What needs to be done: Your answer should be a single number: the count of lines in the material below that hold "reservation".

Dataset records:
++++
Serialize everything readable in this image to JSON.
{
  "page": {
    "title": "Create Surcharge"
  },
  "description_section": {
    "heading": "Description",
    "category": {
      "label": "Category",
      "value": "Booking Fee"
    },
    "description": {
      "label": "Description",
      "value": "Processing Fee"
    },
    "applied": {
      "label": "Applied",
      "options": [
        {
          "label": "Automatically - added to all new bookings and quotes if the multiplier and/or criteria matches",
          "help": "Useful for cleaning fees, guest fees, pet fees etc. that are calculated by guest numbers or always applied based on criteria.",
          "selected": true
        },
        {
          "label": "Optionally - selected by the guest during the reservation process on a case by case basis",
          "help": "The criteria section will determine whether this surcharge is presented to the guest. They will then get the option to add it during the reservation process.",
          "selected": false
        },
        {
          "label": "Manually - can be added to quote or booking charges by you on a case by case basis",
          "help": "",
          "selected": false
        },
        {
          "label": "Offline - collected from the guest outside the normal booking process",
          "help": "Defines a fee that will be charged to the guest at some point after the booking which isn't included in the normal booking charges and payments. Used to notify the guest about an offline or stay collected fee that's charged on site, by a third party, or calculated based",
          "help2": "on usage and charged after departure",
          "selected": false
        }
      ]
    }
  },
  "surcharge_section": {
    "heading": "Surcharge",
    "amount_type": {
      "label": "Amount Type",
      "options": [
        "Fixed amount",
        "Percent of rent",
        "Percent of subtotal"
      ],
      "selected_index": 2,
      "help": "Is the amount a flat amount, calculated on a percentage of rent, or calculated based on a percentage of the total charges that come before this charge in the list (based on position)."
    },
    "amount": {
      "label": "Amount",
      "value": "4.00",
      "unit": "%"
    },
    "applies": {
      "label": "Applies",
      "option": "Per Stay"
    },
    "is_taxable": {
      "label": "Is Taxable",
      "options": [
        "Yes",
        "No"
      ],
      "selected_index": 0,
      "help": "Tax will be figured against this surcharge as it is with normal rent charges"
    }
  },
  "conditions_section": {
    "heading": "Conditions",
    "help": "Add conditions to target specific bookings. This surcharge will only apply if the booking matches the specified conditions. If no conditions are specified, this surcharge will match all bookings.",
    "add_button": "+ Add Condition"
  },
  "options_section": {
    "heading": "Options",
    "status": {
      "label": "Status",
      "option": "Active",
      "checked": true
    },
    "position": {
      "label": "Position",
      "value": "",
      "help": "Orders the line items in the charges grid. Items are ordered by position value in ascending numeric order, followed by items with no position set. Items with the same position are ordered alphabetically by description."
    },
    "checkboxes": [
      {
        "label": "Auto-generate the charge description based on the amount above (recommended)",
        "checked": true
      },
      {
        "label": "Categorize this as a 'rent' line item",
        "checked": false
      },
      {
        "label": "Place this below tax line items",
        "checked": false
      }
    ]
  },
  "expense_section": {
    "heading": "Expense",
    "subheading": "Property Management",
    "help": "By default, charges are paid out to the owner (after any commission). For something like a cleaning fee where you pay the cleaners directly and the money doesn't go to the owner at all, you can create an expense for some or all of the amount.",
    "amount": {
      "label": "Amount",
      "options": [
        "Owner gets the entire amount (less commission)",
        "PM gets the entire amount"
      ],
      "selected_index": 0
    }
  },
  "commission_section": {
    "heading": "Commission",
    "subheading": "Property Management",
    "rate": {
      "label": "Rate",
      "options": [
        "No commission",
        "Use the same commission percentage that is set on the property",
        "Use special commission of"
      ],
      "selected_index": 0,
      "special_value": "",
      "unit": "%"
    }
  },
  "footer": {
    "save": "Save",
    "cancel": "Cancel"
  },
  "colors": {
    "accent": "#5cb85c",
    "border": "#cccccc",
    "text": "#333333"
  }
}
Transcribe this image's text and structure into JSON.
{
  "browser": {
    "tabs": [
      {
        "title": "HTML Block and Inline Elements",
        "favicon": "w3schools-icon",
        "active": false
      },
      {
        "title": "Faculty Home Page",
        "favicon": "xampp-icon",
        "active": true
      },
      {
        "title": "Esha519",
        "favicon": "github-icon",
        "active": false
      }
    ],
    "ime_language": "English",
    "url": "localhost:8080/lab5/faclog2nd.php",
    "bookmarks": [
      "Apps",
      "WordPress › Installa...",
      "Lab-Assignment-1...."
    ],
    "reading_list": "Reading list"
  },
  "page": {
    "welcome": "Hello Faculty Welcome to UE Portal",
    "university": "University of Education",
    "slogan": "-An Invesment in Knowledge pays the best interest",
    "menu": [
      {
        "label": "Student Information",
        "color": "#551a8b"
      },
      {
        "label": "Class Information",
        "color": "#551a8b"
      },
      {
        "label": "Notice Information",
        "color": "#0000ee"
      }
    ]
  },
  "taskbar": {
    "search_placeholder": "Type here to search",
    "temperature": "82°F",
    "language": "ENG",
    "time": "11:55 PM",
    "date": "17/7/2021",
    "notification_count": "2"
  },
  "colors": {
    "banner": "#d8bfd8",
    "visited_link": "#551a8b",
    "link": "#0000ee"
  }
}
++++
Written reply: 2